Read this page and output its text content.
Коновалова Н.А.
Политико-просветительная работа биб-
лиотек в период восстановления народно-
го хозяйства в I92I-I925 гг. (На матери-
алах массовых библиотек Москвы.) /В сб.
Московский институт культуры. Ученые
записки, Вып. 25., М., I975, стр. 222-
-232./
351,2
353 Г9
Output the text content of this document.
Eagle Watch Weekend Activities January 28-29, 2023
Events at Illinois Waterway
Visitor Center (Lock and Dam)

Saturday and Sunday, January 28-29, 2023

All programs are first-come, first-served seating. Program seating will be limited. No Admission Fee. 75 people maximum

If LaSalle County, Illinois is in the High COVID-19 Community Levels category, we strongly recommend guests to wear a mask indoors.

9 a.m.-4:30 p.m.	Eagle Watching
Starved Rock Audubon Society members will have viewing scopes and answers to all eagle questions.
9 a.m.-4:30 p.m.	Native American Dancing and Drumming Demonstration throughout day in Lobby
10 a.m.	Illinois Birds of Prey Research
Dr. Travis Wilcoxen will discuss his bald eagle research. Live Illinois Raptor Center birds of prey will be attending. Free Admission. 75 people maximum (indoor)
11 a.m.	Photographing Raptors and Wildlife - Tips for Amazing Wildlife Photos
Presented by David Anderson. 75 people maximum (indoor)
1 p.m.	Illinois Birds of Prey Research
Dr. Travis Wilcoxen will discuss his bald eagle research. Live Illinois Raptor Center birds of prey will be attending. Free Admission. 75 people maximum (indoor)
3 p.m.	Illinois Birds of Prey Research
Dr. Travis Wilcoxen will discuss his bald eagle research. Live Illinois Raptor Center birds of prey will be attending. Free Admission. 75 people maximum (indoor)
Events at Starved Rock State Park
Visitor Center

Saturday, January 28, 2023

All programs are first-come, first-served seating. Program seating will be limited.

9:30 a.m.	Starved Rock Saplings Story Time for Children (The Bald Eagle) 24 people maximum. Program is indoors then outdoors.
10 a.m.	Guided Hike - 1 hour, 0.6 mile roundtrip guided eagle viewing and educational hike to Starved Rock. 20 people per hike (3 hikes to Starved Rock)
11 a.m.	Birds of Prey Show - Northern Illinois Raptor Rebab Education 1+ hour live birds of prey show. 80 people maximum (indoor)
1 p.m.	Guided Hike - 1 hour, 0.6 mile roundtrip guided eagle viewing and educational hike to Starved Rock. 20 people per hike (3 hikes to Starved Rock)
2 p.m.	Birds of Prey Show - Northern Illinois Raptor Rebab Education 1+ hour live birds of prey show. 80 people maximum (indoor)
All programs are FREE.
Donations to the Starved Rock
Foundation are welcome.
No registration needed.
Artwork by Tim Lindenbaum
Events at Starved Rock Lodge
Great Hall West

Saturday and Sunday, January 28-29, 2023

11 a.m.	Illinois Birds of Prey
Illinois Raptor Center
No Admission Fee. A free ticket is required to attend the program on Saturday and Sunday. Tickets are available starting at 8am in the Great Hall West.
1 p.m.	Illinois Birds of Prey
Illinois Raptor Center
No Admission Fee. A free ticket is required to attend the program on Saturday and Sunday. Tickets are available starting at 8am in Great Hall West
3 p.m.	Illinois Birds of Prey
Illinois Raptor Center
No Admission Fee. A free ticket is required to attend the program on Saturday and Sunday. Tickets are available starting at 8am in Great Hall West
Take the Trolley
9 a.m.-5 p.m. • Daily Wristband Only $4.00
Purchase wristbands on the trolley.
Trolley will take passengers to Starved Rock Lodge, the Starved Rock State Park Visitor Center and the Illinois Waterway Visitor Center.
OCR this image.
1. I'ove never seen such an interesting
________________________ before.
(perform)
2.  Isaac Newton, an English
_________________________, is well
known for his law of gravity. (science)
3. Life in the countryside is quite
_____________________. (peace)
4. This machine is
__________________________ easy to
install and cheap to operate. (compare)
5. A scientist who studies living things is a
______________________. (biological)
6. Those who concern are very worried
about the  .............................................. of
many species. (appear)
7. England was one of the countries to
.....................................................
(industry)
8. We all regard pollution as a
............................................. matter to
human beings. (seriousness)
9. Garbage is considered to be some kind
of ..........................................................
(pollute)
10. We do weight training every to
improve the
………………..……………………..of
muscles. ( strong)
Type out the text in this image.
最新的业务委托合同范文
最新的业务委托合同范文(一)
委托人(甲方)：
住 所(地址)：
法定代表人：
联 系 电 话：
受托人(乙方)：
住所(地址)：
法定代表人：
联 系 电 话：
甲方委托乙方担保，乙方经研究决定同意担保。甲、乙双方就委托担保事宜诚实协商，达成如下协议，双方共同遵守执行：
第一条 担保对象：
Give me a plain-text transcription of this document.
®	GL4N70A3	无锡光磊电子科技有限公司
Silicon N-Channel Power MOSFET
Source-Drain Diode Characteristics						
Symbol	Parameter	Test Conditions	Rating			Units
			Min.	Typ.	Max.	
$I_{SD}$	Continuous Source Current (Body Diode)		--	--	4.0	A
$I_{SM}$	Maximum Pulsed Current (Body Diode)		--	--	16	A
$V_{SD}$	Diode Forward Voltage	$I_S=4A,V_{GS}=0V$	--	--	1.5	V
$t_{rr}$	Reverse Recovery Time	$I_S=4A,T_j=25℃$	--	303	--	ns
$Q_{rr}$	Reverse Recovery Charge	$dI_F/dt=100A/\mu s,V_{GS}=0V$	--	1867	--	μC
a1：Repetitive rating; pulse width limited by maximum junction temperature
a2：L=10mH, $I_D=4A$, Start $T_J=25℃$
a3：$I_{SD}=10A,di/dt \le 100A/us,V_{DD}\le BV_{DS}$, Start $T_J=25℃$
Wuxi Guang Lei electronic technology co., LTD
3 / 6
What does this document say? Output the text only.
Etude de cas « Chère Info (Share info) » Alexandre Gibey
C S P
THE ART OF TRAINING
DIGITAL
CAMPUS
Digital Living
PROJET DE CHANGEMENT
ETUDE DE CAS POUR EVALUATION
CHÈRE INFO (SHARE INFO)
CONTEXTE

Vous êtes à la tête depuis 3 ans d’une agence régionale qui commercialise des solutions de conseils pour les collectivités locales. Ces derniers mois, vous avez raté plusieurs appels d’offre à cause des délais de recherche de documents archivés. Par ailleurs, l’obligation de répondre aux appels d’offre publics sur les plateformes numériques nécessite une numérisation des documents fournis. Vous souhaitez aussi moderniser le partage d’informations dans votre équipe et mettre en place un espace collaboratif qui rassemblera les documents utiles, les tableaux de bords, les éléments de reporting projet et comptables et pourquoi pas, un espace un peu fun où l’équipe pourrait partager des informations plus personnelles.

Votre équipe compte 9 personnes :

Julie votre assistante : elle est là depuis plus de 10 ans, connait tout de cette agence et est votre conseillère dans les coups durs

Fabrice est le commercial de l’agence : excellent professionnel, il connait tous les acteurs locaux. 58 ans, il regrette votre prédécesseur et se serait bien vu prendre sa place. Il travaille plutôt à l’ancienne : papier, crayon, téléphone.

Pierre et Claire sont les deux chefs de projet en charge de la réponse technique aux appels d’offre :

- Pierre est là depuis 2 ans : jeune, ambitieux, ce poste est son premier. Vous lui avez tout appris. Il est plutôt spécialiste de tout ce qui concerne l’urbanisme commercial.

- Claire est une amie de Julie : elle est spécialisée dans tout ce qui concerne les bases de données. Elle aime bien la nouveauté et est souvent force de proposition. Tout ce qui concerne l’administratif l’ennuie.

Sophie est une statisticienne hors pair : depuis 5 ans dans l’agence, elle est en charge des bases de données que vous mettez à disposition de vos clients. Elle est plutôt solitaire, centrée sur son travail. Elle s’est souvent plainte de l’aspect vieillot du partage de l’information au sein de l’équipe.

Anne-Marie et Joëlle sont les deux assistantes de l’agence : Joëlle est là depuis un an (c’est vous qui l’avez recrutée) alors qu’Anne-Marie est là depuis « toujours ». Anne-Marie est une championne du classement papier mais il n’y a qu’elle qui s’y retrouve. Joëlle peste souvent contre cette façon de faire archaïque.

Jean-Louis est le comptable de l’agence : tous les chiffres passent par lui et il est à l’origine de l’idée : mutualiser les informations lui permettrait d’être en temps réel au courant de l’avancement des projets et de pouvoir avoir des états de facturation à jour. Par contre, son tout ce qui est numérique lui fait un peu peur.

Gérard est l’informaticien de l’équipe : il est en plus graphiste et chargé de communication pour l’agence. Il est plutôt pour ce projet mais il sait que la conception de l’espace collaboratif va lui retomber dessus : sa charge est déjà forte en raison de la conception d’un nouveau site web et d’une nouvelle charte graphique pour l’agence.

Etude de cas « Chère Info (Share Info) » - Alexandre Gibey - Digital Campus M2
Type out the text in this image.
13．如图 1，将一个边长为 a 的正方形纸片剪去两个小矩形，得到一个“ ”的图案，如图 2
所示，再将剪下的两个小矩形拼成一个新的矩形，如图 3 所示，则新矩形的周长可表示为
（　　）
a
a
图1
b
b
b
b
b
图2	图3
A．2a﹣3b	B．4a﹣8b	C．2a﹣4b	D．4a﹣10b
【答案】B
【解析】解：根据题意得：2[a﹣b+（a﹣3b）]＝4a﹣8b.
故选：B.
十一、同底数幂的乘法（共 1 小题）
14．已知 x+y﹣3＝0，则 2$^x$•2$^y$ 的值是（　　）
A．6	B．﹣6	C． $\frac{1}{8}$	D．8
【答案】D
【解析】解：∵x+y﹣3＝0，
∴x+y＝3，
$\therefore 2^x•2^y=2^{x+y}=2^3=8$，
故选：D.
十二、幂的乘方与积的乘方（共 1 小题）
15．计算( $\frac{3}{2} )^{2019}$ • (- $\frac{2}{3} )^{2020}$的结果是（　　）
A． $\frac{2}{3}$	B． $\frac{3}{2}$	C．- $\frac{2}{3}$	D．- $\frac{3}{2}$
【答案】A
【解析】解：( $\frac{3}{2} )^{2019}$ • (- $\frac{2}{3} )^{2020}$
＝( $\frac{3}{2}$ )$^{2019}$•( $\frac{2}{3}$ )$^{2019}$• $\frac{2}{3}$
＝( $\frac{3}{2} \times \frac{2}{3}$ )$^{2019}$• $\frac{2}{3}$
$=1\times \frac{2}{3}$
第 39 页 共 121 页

Given task:
Show every line where the string "educational" appears.

Worked answer:
10 a.m.	Guided Hike - 1 hour, 0.6 mile roundtrip guided eagle viewing and educational hike to Starved Rock. 20 people per hike (3 hikes to Starved Rock)
1 p.m.	Guided Hike - 1 hour, 0.6 mile roundtrip guided eagle viewing and educational hike to Starved Rock. 20 people per hike (3 hikes to Starved Rock)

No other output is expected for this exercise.